TASK OBJECTIVE:
Skip the pictures and extract all of the lines exactly as written.

Stored data entries:
+++++

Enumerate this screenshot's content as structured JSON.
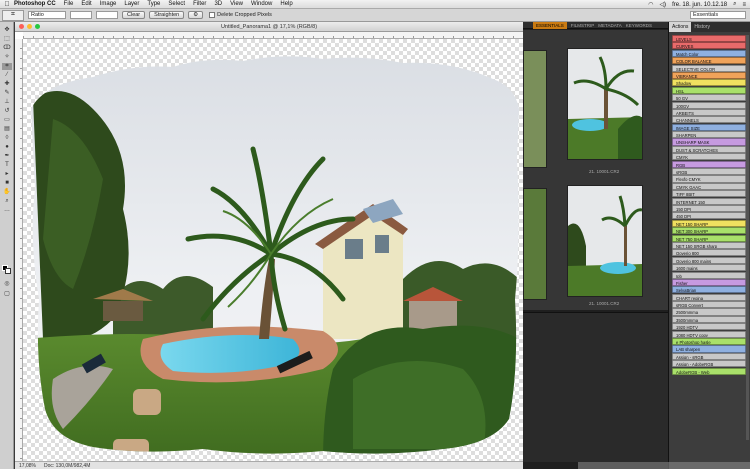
{
  "menubar": {
    "items": [
      "Photoshop CC",
      "File",
      "Edit",
      "Image",
      "Layer",
      "Type",
      "Select",
      "Filter",
      "3D",
      "View",
      "Window",
      "Help"
    ],
    "clock": "fre. 18. jun.  10.12.18"
  },
  "options": {
    "style_value": "Ratio",
    "clear_label": "Clear",
    "straighten_label": "Straighten",
    "delete_cropped_label": "Delete Cropped Pixels",
    "workspace": "Essentials"
  },
  "document": {
    "title": "Untitled_Panorama1 @ 17,1% (RGB/8)",
    "zoom": "17,08%",
    "doc_info": "Doc: 130,0M/982,4M"
  },
  "bridge": {
    "tabs": [
      "ESSENTIALS",
      "FILMSTRIP",
      "METADATA",
      "KEYWORDS"
    ],
    "thumb_labels": [
      "21. 10001.CR2",
      "21. 10001.CR2"
    ]
  },
  "panel": {
    "tabs": [
      "Actions",
      "History"
    ],
    "actions": [
      {
        "label": "LEVELS",
        "color": "#e86a6a"
      },
      {
        "label": "CURVES",
        "color": "#e86a6a"
      },
      {
        "label": "Match Color",
        "color": "#8fb0e0"
      },
      {
        "label": "COLOR BALANCE",
        "color": "#f0a35a"
      },
      {
        "label": "SELECTIVE COLOR",
        "color": "#d0d0d0"
      },
      {
        "label": "VIBRANCE",
        "color": "#f0a35a"
      },
      {
        "label": "Shadow",
        "color": "#f0e060"
      },
      {
        "label": "HSL",
        "color": "#a9e06a"
      },
      {
        "label": "50 GV",
        "color": "#c8c8c8"
      },
      {
        "label": "100GV",
        "color": "#c8c8c8"
      },
      {
        "label": "ARBEITS",
        "color": "#c8c8c8"
      },
      {
        "label": "CHANNELS",
        "color": "#c8c8c8"
      },
      {
        "label": "IMAGE SIZE",
        "color": "#8fb0e0"
      },
      {
        "label": "SHARPEN",
        "color": "#c8c8c8"
      },
      {
        "label": "UNSHARP MASK",
        "color": "#c69ae0"
      },
      {
        "label": "DUST & SCRATCHES",
        "color": "#c8c8c8"
      },
      {
        "label": "CMYK",
        "color": "#c8c8c8"
      },
      {
        "label": "RGB",
        "color": "#c69ae0"
      },
      {
        "label": "sRGB",
        "color": "#c8c8c8"
      },
      {
        "label": "Flexfo CMYK",
        "color": "#c8c8c8"
      },
      {
        "label": "CMYK GAAC",
        "color": "#c8c8c8"
      },
      {
        "label": "TIFF 8BIT",
        "color": "#c8c8c8"
      },
      {
        "label": "INTERNET 150",
        "color": "#c8c8c8"
      },
      {
        "label": "150 DPI",
        "color": "#c8c8c8"
      },
      {
        "label": "450 DPI",
        "color": "#c8c8c8"
      },
      {
        "label": "NET 150 SHARP",
        "color": "#f0e060"
      },
      {
        "label": "NET 300 SHARP",
        "color": "#a9e06a"
      },
      {
        "label": "NET 750 SHARP",
        "color": "#a9e06a"
      },
      {
        "label": "NET 150 SRGB sharp",
        "color": "#c8c8c8"
      },
      {
        "label": "Qoverjo 800",
        "color": "#c8c8c8"
      },
      {
        "label": "Qoverjo 800 mains",
        "color": "#c8c8c8"
      },
      {
        "label": "1600 mains",
        "color": "#c8c8c8"
      },
      {
        "label": "Ipb",
        "color": "#c8c8c8"
      },
      {
        "label": "Fisher",
        "color": "#c69ae0"
      },
      {
        "label": "SelvaBrian",
        "color": "#8fb0e0"
      },
      {
        "label": "CHART regina",
        "color": "#c8c8c8"
      },
      {
        "label": "sRGB Convert",
        "color": "#c8c8c8"
      },
      {
        "label": "2500mmma",
        "color": "#c8c8c8"
      },
      {
        "label": "3500mmma",
        "color": "#c8c8c8"
      },
      {
        "label": "1920 HDTV",
        "color": "#c8c8c8"
      },
      {
        "label": "1080 HDTV copy",
        "color": "#c8c8c8"
      },
      {
        "label": "e Photoshop hasle",
        "color": "#a9e06a"
      },
      {
        "label": "LAB sharpen",
        "color": "#8fb0e0"
      },
      {
        "label": "Assign - sRGB",
        "color": "#c8c8c8"
      },
      {
        "label": "Assign - AdobeRGB",
        "color": "#c8c8c8"
      },
      {
        "label": "AdobeRGB - Web",
        "color": "#a9e06a"
      }
    ]
  },
  "colors": {
    "canvas_sky": "#e8eaee",
    "lawn": "#4f7d2a",
    "pool": "#4fc3e0"
  }
}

+++++

THE SOLUTION:
Enumerate this screenshot's content as structured JSON.
{
  "menubar": {
    "items": [
      "Photoshop CC",
      "File",
      "Edit",
      "Image",
      "Layer",
      "Type",
      "Select",
      "Filter",
      "3D",
      "View",
      "Window",
      "Help"
    ],
    "clock": "fre. 18. jun.  10.12.18"
  },
  "options": {
    "style_value": "Ratio",
    "clear_label": "Clear",
    "straighten_label": "Straighten",
    "delete_cropped_label": "Delete Cropped Pixels",
    "workspace": "Essentials"
  },
  "document": {
    "title": "Untitled_Panorama1 @ 17,1% (RGB/8)",
    "zoom": "17,08%",
    "doc_info": "Doc: 130,0M/982,4M"
  },
  "bridge": {
    "tabs": [
      "ESSENTIALS",
      "FILMSTRIP",
      "METADATA",
      "KEYWORDS"
    ],
    "thumb_labels": [
      "21. 10001.CR2",
      "21. 10001.CR2"
    ]
  },
  "panel": {
    "tabs": [
      "Actions",
      "History"
    ],
    "actions": [
      {
        "label": "LEVELS",
        "color": "#e86a6a"
      },
      {
        "label": "CURVES",
        "color": "#e86a6a"
      },
      {
        "label": "Match Color",
        "color": "#8fb0e0"
      },
      {
        "label": "COLOR BALANCE",
        "color": "#f0a35a"
      },
      {
        "label": "SELECTIVE COLOR",
        "color": "#d0d0d0"
      },
      {
        "label": "VIBRANCE",
        "color": "#f0a35a"
      },
      {
        "label": "Shadow",
        "color": "#f0e060"
      },
      {
        "label": "HSL",
        "color": "#a9e06a"
      },
      {
        "label": "50 GV",
        "color": "#c8c8c8"
      },
      {
        "label": "100GV",
        "color": "#c8c8c8"
      },
      {
        "label": "ARBEITS",
        "color": "#c8c8c8"
      },
      {
        "label": "CHANNELS",
        "color": "#c8c8c8"
      },
      {
        "label": "IMAGE SIZE",
        "color": "#8fb0e0"
      },
      {
        "label": "SHARPEN",
        "color": "#c8c8c8"
      },
      {
        "label": "UNSHARP MASK",
        "color": "#c69ae0"
      },
      {
        "label": "DUST & SCRATCHES",
        "color": "#c8c8c8"
      },
      {
        "label": "CMYK",
        "color": "#c8c8c8"
      },
      {
        "label": "RGB",
        "color": "#c69ae0"
      },
      {
        "label": "sRGB",
        "color": "#c8c8c8"
      },
      {
        "label": "Flexfo CMYK",
        "color": "#c8c8c8"
      },
      {
        "label": "CMYK GAAC",
        "color": "#c8c8c8"
      },
      {
        "label": "TIFF 8BIT",
        "color": "#c8c8c8"
      },
      {
        "label": "INTERNET 150",
        "color": "#c8c8c8"
      },
      {
        "label": "150 DPI",
        "color": "#c8c8c8"
      },
      {
        "label": "450 DPI",
        "color": "#c8c8c8"
      },
      {
        "label": "NET 150 SHARP",
        "color": "#f0e060"
      },
      {
        "label": "NET 300 SHARP",
        "color": "#a9e06a"
      },
      {
        "label": "NET 750 SHARP",
        "color": "#a9e06a"
      },
      {
        "label": "NET 150 SRGB sharp",
        "color": "#c8c8c8"
      },
      {
        "label": "Qoverjo 800",
        "color": "#c8c8c8"
      },
      {
        "label": "Qoverjo 800 mains",
        "color": "#c8c8c8"
      },
      {
        "label": "1600 mains",
        "color": "#c8c8c8"
      },
      {
        "label": "Ipb",
        "color": "#c8c8c8"
      },
      {
        "label": "Fisher",
        "color": "#c69ae0"
      },
      {
        "label": "SelvaBrian",
        "color": "#8fb0e0"
      },
      {
        "label": "CHART regina",
        "color": "#c8c8c8"
      },
      {
        "label": "sRGB Convert",
        "color": "#c8c8c8"
      },
      {
        "label": "2500mmma",
        "color": "#c8c8c8"
      },
      {
        "label": "3500mmma",
        "color": "#c8c8c8"
      },
      {
        "label": "1920 HDTV",
        "color": "#c8c8c8"
      },
      {
        "label": "1080 HDTV copy",
        "color": "#c8c8c8"
      },
      {
        "label": "e Photoshop hasle",
        "color": "#a9e06a"
      },
      {
        "label": "LAB sharpen",
        "color": "#8fb0e0"
      },
      {
        "label": "Assign - sRGB",
        "color": "#c8c8c8"
      },
      {
        "label": "Assign - AdobeRGB",
        "color": "#c8c8c8"
      },
      {
        "label": "AdobeRGB - Web",
        "color": "#a9e06a"
      }
    ]
  },
  "colors": {
    "canvas_sky": "#e8eaee",
    "lawn": "#4f7d2a",
    "pool": "#4fc3e0"
  }
}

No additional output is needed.